Record extracts
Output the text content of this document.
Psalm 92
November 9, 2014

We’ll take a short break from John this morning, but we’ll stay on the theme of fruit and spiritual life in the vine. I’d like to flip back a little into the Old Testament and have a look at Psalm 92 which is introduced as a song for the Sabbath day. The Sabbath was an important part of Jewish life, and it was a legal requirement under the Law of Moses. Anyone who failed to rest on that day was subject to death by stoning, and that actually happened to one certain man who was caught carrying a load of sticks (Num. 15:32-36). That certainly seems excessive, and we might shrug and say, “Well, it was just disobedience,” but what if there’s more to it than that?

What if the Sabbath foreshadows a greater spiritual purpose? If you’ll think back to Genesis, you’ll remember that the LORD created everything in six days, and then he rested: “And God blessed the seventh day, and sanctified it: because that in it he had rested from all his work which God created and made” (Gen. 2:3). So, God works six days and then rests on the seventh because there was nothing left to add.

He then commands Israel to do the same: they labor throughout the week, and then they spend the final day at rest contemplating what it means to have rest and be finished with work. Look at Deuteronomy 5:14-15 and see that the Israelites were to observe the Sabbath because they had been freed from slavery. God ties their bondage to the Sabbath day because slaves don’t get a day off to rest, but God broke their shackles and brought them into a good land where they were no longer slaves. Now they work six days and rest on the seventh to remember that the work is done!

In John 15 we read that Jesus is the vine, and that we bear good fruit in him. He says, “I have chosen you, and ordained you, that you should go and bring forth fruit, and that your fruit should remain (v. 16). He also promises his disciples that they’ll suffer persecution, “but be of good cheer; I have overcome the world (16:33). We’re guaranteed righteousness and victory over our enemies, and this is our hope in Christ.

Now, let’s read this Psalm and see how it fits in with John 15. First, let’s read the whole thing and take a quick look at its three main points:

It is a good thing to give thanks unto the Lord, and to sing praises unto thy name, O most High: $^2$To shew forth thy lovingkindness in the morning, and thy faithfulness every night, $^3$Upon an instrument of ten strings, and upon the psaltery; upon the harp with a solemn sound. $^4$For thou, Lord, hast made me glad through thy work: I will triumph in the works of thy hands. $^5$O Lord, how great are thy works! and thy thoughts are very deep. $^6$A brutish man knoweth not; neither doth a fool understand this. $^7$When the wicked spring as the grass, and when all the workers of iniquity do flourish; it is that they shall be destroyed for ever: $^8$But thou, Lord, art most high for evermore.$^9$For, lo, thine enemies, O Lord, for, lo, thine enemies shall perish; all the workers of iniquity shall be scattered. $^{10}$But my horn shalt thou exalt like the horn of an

What you need to do
Would you write out the data exactly as it reads?

Exercise output
Output the text content of this document.
Psalm 92
November 9, 2014

We’ll take a short break from John this morning, but we’ll stay on the theme of fruit and spiritual life in the vine. I’d like to flip back a little into the Old Testament and have a look at Psalm 92 which is introduced as a song for the Sabbath day. The Sabbath was an important part of Jewish life, and it was a legal requirement under the Law of Moses. Anyone who failed to rest on that day was subject to death by stoning, and that actually happened to one certain man who was caught carrying a load of sticks (Num. 15:32-36). That certainly seems excessive, and we might shrug and say, “Well, it was just disobedience,” but what if there’s more to it than that?

What if the Sabbath foreshadows a greater spiritual purpose? If you’ll think back to Genesis, you’ll remember that the LORD created everything in six days, and then he rested: “And God blessed the seventh day, and sanctified it: because that in it he had rested from all his work which God created and made” (Gen. 2:3). So, God works six days and then rests on the seventh because there was nothing left to add.

He then commands Israel to do the same: they labor throughout the week, and then they spend the final day at rest contemplating what it means to have rest and be finished with work. Look at Deuteronomy 5:14-15 and see that the Israelites were to observe the Sabbath because they had been freed from slavery. God ties their bondage to the Sabbath day because slaves don’t get a day off to rest, but God broke their shackles and brought them into a good land where they were no longer slaves. Now they work six days and rest on the seventh to remember that the work is done!

In John 15 we read that Jesus is the vine, and that we bear good fruit in him. He says, “I have chosen you, and ordained you, that you should go and bring forth fruit, and that your fruit should remain (v. 16). He also promises his disciples that they’ll suffer persecution, “but be of good cheer; I have overcome the world (16:33). We’re guaranteed righteousness and victory over our enemies, and this is our hope in Christ.

Now, let’s read this Psalm and see how it fits in with John 15. First, let’s read the whole thing and take a quick look at its three main points:

It is a good thing to give thanks unto the Lord, and to sing praises unto thy name, O most High: $^2$To shew forth thy lovingkindness in the morning, and thy faithfulness every night, $^3$Upon an instrument of ten strings, and upon the psaltery; upon the harp with a solemn sound. $^4$For thou, Lord, hast made me glad through thy work: I will triumph in the works of thy hands. $^5$O Lord, how great are thy works! and thy thoughts are very deep. $^6$A brutish man knoweth not; neither doth a fool understand this. $^7$When the wicked spring as the grass, and when all the workers of iniquity do flourish; it is that they shall be destroyed for ever: $^8$But thou, Lord, art most high for evermore.$^9$For, lo, thine enemies, O Lord, for, lo, thine enemies shall perish; all the workers of iniquity shall be scattered. $^{10}$But my horn shalt thou exalt like the horn of an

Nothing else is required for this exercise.